Reading text ▸
----
Unlikenesses A PHP Developer

PHP generators in the wild

14 March, 2020

Following on from the previous post about PHP iterators in the wild, I want to look at some uses of generators in open source software.

Generators were introduced in PHP 5.5. To quote the manual, "Generators provide an easy way to implement simple iterators without the overhead or complexity of implementing a class that implements the Iterator interface". In other words, there is no difference in behaviour between generators and iterators, as you can see if you look at the Generator class, which implements the Iterator interface. A Generator object is obtained by using the yield keyword in a function. See this blog post by Alan Storm and this one by Anthony Ferrara for an introduction.

Example 1: PHP Unit data providers

PHP Unit uses data providers to supply arrays which contain arguments for a test method. These argument arrays are iterated over, with the test method being called on each array in the provider. Often the arrays are held in an array, but they can also be yielded by an iterator. Since every yield is processed before the tests are run, you do not profit from the improved memory assignment associated with iterators. However it can make the code easier to read.
----
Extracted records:
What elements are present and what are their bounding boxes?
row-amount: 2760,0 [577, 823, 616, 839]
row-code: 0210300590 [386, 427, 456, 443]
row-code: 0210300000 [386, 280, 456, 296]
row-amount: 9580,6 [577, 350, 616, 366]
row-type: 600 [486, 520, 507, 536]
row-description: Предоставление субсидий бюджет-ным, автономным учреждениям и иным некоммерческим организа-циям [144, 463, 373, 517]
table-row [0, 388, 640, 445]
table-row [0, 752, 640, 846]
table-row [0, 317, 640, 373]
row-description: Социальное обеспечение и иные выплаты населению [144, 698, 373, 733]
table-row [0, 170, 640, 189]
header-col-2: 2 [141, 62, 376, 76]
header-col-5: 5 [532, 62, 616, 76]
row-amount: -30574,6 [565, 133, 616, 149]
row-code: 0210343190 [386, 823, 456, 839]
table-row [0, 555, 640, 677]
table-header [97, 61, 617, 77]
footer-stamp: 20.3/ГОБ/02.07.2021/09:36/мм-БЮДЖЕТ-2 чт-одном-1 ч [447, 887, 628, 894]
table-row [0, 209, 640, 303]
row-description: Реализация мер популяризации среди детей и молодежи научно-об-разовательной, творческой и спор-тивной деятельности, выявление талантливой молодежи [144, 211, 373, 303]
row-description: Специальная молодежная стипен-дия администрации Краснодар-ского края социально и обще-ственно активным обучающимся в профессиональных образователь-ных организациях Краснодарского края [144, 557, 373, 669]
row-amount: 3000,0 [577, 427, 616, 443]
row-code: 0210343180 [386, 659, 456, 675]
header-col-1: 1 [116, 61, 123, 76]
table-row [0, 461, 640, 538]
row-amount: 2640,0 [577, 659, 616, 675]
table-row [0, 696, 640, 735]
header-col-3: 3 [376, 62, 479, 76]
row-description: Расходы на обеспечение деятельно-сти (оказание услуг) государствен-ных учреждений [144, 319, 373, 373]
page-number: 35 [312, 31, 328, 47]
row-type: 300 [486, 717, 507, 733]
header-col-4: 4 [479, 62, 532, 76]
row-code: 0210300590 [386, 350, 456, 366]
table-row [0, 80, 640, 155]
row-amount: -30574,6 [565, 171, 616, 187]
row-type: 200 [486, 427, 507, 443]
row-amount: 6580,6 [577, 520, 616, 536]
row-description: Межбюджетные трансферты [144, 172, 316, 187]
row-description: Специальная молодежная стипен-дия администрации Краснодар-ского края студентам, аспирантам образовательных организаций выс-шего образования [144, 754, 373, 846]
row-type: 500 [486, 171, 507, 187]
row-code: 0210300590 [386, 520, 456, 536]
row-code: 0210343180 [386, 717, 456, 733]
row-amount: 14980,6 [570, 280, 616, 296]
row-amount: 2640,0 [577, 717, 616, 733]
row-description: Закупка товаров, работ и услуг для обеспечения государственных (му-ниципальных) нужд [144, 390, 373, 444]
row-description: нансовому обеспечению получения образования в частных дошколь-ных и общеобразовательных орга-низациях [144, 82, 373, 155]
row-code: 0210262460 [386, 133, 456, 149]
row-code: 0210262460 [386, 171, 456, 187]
----
List of tasks ▸
A: Summarize the blog post on PHP generators in two sentences.
B: Rewrite the blog post on PHP generators, everything from "PHP Unit uses" down to "easier to read.", renaming "PHP Unit" as "PHPUnit".

Task answers ▸
A: Generators, introduced in PHP 5.5, provide an easy way to implement simple iterators without implementing a class that implements the Iterator interface, and they behave no differently from iterators. PHP Unit data providers can yield their argument arrays through a generator, which brings no memory benefit because every yield is processed before the tests are run, but it can make the code easier to read.

B:
PHPUnit uses data providers to supply arrays which contain arguments for a test method. These argument arrays are iterated over, with the test method being called on each array in the provider. Often the arrays are held in an array, but they can also be yielded by an iterator. Since every yield is processed before the tests are run, you do not profit from the improved memory assignment associated with iterators. However it can make the code easier to read.